(Beginning of Materials provided)

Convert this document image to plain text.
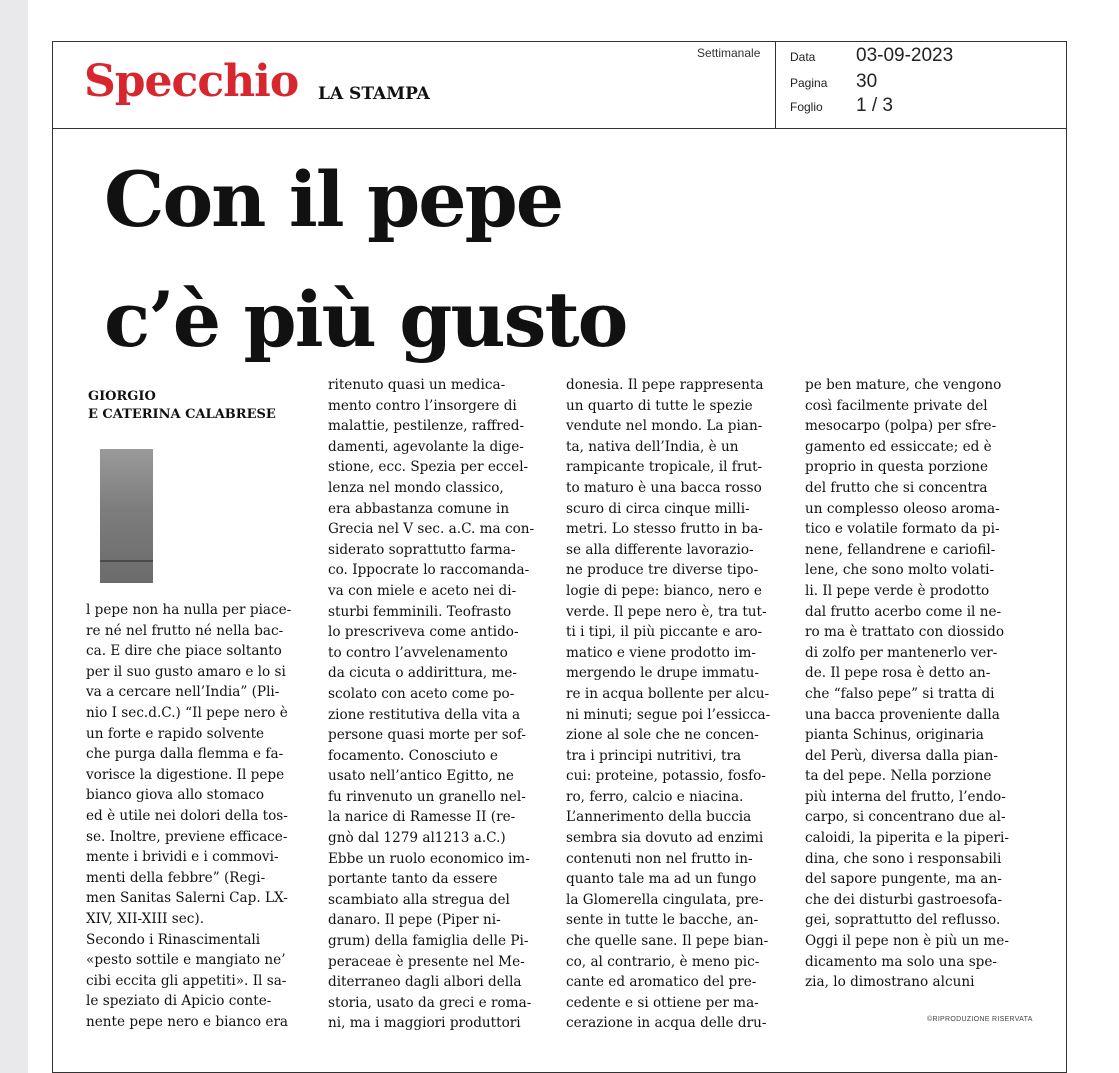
Specchio LA STAMPA
Settimanale Data 03-09-2023
Pagina 30
Foglio 1 / 3
Con il pepe
c’è più gusto

GIORGIO
E CATERINA CALABRESE

l pepe non ha nulla per piace-
re né nel frutto né nella bac-
ca. E dire che piace soltanto
per il suo gusto amaro e lo si
va a cercare nell’India” (Pli-
nio I sec.d.C.) “Il pepe nero è
un forte e rapido solvente
che purga dalla flemma e fa-
vorisce la digestione. Il pepe
bianco giova allo stomaco
ed è utile nei dolori della tos-
se. Inoltre, previene efficace-
mente i brividi e i commovi-
menti della febbre” (Regi-
men Sanitas Salerni Cap. LX-
XIV, XII-XIII sec).
Secondo i Rinascimentali
«pesto sottile e mangiato ne’
cibi eccita gli appetiti». Il sa-
le speziato di Apicio conte-
nente pepe nero e bianco era

ritenuto quasi un medica-
mento contro l’insorgere di
malattie, pestilenze, raffred-
damenti, agevolante la dige-
stione, ecc. Spezia per eccel-
lenza nel mondo classico,
era abbastanza comune in
Grecia nel V sec. a.C. ma con-
siderato soprattutto farma-
co. Ippocrate lo raccomanda-
va con miele e aceto nei di-
sturbi femminili. Teofrasto
lo prescriveva come antido-
to contro l’avvelenamento
da cicuta o addirittura, me-
scolato con aceto come po-
zione restitutiva della vita a
persone quasi morte per sof-
focamento. Conosciuto e
usato nell’antico Egitto, ne
fu rinvenuto un granello nel-
la narice di Ramesse II (re-
gnò dal 1279 al1213 a.C.)
Ebbe un ruolo economico im-
portante tanto da essere
scambiato alla stregua del
danaro. Il pepe (Piper ni-
grum) della famiglia delle Pi-
peraceae è presente nel Me-
diterraneo dagli albori della
storia, usato da greci e roma-
ni, ma i maggiori produttori

donesia. Il pepe rappresenta
un quarto di tutte le spezie
vendute nel mondo. La pian-
ta, nativa dell’India, è un
rampicante tropicale, il frut-
to maturo è una bacca rosso
scuro di circa cinque milli-
metri. Lo stesso frutto in ba-
se alla differente lavorazio-
ne produce tre diverse tipo-
logie di pepe: bianco, nero e
verde. Il pepe nero è, tra tut-
ti i tipi, il più piccante e aro-
matico e viene prodotto im-
mergendo le drupe immatu-
re in acqua bollente per alcu-
ni minuti; segue poi l’essicca-
zione al sole che ne concen-
tra i principi nutritivi, tra
cui: proteine, potassio, fosfo-
ro, ferro, calcio e niacina.
L’annerimento della buccia
sembra sia dovuto ad enzimi
contenuti non nel frutto in-
quanto tale ma ad un fungo
la Glomerella cingulata, pre-
sente in tutte le bacche, an-
che quelle sane. Il pepe bian-
co, al contrario, è meno pic-
cante ed aromatico del pre-
cedente e si ottiene per ma-
cerazione in acqua delle dru-

pe ben mature, che vengono
così facilmente private del
mesocarpo (polpa) per sfre-
gamento ed essiccate; ed è
proprio in questa porzione
del frutto che si concentra
un complesso oleoso aroma-
tico e volatile formato da pi-
nene, fellandrene e cariofil-
lene, che sono molto volati-
li. Il pepe verde è prodotto
dal frutto acerbo come il ne-
ro ma è trattato con diossido
di zolfo per mantenerlo ver-
de. Il pepe rosa è detto an-
che “falso pepe” si tratta di
una bacca proveniente dalla
pianta Schinus, originaria
del Perù, diversa dalla pian-
ta del pepe. Nella porzione
più interna del frutto, l’endo-
carpo, si concentrano due al-
caloidi, la piperita e la piperi-
dina, che sono i responsabili
del sapore pungente, ma an-
che dei disturbi gastroesofa-
gei, soprattutto del reflusso.
Oggi il pepe non è più un me-
dicamento ma solo una spe-
zia, lo dimostrano alcuni

©RIPRODUZIONE RISERVATA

(End of Materials provided)

• _To do_
Gather up the lines containing the word "piace" from these records and copy them.

• _Response_
l pepe non ha nulla per piace-
ca. E dire che piace soltanto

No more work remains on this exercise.